(Figure data in JSON)
● ● ●

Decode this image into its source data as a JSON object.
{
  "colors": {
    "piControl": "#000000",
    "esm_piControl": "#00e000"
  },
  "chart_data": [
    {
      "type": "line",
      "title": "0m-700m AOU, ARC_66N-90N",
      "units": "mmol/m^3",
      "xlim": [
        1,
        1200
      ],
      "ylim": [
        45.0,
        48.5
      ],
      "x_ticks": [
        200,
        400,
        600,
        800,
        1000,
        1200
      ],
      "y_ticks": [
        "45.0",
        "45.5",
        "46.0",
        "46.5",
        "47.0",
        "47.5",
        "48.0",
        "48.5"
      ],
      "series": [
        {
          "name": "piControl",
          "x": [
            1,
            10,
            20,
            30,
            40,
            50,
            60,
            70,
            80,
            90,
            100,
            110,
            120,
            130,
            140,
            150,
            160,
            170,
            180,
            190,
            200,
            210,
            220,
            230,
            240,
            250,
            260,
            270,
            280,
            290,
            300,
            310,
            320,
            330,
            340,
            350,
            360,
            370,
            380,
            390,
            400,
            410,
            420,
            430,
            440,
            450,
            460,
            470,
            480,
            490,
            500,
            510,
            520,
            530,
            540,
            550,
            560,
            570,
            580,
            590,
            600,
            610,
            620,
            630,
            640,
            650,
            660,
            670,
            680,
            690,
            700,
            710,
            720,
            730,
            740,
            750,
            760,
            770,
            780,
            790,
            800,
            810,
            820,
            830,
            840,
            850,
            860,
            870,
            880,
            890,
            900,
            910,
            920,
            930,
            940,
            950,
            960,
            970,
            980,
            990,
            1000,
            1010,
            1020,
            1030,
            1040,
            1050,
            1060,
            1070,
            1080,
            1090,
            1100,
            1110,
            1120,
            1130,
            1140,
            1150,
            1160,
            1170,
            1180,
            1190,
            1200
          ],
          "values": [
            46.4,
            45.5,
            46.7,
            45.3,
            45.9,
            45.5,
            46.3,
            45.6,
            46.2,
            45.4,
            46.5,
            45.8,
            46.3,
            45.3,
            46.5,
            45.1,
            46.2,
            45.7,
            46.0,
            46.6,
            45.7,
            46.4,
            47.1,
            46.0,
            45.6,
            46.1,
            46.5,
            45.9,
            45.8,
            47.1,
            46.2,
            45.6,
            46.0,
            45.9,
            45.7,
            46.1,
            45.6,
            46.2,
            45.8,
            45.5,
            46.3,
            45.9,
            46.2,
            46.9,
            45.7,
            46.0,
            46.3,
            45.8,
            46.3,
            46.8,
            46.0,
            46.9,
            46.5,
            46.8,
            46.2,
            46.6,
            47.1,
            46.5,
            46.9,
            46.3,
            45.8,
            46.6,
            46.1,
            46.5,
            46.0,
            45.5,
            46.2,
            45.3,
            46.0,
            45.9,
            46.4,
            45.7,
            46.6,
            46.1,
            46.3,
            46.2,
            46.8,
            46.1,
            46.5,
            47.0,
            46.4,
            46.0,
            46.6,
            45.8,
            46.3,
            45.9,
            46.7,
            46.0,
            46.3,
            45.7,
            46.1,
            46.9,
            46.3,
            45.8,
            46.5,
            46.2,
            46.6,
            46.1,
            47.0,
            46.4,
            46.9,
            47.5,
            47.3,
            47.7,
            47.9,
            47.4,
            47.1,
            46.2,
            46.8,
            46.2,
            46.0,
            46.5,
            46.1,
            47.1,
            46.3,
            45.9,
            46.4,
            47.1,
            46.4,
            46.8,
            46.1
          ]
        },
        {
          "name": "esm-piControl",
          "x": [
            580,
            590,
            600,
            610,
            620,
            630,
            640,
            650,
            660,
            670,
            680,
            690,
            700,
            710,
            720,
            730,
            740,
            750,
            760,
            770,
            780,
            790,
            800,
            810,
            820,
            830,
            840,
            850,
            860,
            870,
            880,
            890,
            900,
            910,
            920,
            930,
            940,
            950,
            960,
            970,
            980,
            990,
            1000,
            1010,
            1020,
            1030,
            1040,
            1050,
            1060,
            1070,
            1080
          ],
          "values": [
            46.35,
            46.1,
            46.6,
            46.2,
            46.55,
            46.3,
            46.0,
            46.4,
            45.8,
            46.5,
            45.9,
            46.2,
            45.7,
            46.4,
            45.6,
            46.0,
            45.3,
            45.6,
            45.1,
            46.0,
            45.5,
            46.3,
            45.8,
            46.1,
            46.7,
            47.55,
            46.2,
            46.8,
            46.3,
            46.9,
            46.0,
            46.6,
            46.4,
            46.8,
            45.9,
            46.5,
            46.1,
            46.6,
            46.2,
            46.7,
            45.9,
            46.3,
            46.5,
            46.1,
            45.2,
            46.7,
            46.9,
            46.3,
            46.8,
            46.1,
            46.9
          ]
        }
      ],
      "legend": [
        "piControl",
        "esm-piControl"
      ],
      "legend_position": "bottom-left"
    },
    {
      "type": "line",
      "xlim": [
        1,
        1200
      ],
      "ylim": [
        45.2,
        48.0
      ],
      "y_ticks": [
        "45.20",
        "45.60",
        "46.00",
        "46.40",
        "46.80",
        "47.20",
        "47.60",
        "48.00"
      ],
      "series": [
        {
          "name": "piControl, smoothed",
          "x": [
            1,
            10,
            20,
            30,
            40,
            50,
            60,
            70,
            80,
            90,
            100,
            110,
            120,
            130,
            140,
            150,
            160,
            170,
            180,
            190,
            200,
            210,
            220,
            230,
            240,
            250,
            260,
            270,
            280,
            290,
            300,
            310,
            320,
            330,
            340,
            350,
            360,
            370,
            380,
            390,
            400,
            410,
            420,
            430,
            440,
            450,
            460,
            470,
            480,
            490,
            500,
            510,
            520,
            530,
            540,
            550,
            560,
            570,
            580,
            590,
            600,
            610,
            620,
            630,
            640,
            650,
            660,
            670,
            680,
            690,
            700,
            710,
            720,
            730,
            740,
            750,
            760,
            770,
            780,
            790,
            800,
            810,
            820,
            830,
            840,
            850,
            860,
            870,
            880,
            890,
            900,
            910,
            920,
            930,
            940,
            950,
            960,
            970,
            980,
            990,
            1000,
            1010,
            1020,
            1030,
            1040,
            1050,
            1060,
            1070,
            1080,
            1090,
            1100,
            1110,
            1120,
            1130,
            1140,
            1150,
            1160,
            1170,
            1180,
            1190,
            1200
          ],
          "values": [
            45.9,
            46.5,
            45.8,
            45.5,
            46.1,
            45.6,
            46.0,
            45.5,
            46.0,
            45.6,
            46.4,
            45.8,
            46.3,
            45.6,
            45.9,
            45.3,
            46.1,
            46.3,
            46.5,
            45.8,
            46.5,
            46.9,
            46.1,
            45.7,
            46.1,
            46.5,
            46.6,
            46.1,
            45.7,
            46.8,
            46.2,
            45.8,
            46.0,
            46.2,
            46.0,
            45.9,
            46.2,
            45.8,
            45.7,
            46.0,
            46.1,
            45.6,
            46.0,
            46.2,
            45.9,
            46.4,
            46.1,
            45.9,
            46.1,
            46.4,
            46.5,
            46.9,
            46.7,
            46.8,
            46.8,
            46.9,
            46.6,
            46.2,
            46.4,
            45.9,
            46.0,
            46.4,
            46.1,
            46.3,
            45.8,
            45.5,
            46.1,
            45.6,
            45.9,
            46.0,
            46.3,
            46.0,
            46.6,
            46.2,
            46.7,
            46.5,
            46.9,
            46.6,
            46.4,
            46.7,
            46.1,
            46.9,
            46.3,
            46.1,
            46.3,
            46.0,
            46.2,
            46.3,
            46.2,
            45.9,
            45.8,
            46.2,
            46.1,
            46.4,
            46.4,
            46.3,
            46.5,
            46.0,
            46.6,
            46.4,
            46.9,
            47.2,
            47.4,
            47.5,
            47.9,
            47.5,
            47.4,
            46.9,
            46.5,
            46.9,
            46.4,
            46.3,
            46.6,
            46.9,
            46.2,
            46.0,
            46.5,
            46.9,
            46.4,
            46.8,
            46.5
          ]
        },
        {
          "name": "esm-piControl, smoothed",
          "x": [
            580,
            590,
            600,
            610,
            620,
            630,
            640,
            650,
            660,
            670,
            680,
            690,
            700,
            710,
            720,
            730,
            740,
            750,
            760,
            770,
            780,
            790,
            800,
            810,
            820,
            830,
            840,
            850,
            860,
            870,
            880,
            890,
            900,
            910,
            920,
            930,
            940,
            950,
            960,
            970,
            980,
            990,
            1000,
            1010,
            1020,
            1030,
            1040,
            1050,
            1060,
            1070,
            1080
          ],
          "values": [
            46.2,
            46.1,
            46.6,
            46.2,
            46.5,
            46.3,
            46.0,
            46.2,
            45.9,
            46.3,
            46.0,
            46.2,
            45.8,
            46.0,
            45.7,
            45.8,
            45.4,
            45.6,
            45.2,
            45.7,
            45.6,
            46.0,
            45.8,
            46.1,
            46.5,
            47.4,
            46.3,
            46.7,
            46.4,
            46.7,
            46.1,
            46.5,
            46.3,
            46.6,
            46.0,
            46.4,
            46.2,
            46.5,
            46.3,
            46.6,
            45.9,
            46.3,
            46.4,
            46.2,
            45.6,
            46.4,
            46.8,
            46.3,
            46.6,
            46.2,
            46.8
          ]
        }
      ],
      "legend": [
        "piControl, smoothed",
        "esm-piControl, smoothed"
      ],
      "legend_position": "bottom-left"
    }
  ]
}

● ● ●

▶ [Stated exercise] Using the records above, find and show each line with the string "name".

▶ [Answer below]
          "name": "piControl",
          "name": "esm-piControl",
          "name": "piControl, smoothed",
          "name": "esm-piControl, smoothed",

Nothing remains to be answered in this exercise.